Page —
I don’t know too much about that, but some interesting things were happening in U.S. federal housing policy around that time. For instance, there was a move away from housing low-income families in high-rise death traps.

 
Comment by Albuquerquedan
2012-08-17 06:53:00

Rents continue to go up due to the printing of money. With the rent to buy ratio clearly favoring buying in most areas, they just need to wait. The people the most underwater will be foreclosed on the others will pay their mortgages and have some appreciation perhaps one to two percent a year and will no longer be underwater.

 
Comment by In Colorado
2012-08-17 11:16:08

What would they do? The same thing Obama would do: whatever Wall St and the Banksters tell him to do.

 
 
Comment by Darrell in Phoenix
2012-08-17 06:30:49

It is almost like there is too much debt.

Why on earth would any nation embrace such excess debt creation?

Oh, right. Debt creates money, and we need that money creation to ensure the rich can grow ever richer. Because, you know, that is the purpose of the global economy…. to ensure the rich can grow ever richer.

We’re far more concerned about having trade and tax policies that are “fair” (i.e. Allowing the rich to grow richer), than we are about having a global economy that is long-term sustainable.

We let the debt be created so that our trade imbalance plagued economy could function, because trade imbalances are not just good, not just great… imbalances are the reason for an economy to exist.

And then we are unhappy about the inevitable debt that results.

Comment by 2banana
2012-08-17 09:00:26

To win the next re-election and stay in power?

Why on earth would any nation embrace such excess debt creation?

 
Comment by 2banana
2012-08-17 09:12:12

Wow - it almost sounds like stuff on the HBB that we all could agree with.

But we can’t support an evil conservative. Why, he probably likes to eat at Chick-fil-a!

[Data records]
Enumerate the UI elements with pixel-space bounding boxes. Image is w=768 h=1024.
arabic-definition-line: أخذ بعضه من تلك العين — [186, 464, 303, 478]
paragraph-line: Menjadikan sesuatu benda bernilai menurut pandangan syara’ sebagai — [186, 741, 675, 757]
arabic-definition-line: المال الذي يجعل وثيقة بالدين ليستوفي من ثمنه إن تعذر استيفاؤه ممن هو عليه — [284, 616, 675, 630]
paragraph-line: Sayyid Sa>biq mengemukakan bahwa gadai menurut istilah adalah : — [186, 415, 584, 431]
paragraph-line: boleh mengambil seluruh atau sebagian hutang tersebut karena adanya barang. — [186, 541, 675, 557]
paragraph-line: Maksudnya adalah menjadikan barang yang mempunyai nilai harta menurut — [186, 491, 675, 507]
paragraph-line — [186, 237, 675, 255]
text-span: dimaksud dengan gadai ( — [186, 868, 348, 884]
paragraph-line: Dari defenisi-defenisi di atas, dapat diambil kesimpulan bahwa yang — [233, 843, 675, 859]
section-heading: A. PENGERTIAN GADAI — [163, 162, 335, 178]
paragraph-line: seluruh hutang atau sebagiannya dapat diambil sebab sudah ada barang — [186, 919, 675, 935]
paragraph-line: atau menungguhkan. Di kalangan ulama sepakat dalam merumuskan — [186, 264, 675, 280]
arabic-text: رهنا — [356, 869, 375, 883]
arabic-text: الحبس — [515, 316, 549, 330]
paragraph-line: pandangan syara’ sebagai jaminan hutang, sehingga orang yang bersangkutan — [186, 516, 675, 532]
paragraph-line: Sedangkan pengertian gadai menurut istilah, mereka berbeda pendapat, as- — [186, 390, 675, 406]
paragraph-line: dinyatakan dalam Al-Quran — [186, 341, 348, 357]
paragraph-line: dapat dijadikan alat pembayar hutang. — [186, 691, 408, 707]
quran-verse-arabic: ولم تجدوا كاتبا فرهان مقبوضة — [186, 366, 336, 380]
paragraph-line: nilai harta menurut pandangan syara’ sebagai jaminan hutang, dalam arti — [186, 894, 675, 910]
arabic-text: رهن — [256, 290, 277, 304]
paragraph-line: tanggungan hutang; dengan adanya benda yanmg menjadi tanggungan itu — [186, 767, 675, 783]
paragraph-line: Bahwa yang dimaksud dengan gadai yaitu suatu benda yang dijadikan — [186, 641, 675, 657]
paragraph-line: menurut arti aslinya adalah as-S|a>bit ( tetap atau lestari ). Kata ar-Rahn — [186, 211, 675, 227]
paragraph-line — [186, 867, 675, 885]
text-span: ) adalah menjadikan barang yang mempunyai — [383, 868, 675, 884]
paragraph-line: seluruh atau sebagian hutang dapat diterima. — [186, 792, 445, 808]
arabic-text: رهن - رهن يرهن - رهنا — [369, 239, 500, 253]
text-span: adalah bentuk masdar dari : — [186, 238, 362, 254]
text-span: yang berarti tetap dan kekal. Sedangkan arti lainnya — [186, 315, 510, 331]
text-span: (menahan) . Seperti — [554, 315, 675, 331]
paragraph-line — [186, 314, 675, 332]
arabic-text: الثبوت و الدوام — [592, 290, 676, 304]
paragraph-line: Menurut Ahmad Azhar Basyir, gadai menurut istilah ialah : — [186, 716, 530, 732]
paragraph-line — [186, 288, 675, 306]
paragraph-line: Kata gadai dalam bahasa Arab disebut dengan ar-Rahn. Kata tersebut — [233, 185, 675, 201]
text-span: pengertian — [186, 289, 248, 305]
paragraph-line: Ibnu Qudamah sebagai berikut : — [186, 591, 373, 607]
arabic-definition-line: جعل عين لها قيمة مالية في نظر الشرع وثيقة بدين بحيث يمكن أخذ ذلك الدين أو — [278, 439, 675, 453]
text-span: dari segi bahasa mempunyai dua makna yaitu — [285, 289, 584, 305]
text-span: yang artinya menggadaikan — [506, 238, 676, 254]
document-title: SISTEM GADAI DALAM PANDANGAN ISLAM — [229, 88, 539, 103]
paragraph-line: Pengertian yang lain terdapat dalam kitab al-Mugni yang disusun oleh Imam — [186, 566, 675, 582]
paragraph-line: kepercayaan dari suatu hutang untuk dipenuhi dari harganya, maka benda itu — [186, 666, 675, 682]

Problems —
**1.** In the housing and debt comment thread, what does the comment by Albuquerquedan give as the reason rents keep going up?
**2.** Write the next part of the housing and debt comment thread, starting after its final comment.

Answers below —
**1.** The printing of money.

**2.**
Why do liberals here continue to support obama with his TARP, stimulus, HARP, HEMP, etc.?

We all know why.

————–

“How will you help with the housing and foreclosure problems in the U.S.?” in an interview, Romney responded that it would be best not to try and stop the foreclosure process, to let it run its course and hit the bottom, and that he might be open to some government action to encourage refinancing. He also referred to the Obama administration as having “slow walked the foreclosure processes that have long existed, and as a result we still have a foreclosure overhang”, and that that the credit that was given to first-time home buyers was inadequate to turn around the housing market.

http://en.wikipedia.org/wiki/Political_positions_of_Mitt_Romney#Housing_market

———————-

Romney and Ryan both say they want housing market to “hit bottom”

Mitt Romney and Paul Ryan used remarkably similar verbiage to describe their approach to the crippled housing market, with each suggesting in separate interviews almost a year apart that the market should be allowed to “hit bottom.”

Ryan made his remarks first on Charlie Rose’s program in 2010 and Romney followed with those now-infamous words to the Las Vegas Review Journal last year. Play the Ryan clip back to back with the Romney clip and you will notice the similarities.

The plus: They are sympatico on letting the market, rather than government intervention, solve the problem.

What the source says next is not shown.